Will you output the entries below exactly, skipping every image they contain?

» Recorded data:
※

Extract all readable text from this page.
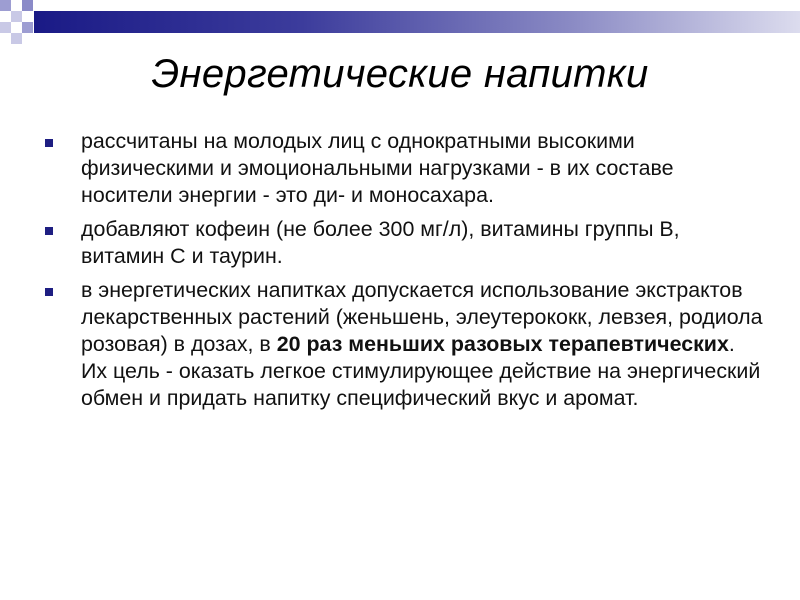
Энергетические напитки
рассчитаны на молодых лиц с однократными высокими физическими и эмоциональными нагрузками - в их составе носители энергии - это ди- и моносахара.
добавляют кофеин (не более 300 мг/л), витамины группы В, витамин С и таурин.
в энергетических напитках допускается использование экстрактов лекарственных растений (женьшень, элеутерококк, левзея, родиола розовая) в дозах, в 20 раз меньших разовых терапевтических. Их цель - оказать легкое стимулирующее действие на энергический обмен и придать напитку специфический вкус и аромат.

※

» Response:
Extract all readable text from this page.
Энергетические напитки
рассчитаны на молодых лиц с однократными высокими физическими и эмоциональными нагрузками - в их составе носители энергии - это ди- и моносахара.
добавляют кофеин (не более 300 мг/л), витамины группы В, витамин С и таурин.
в энергетических напитках допускается использование экстрактов лекарственных растений (женьшень, элеутерококк, левзея, родиола розовая) в дозах, в 20 раз меньших разовых терапевтических. Их цель - оказать легкое стимулирующее действие на энергический обмен и придать напитку специфический вкус и аромат.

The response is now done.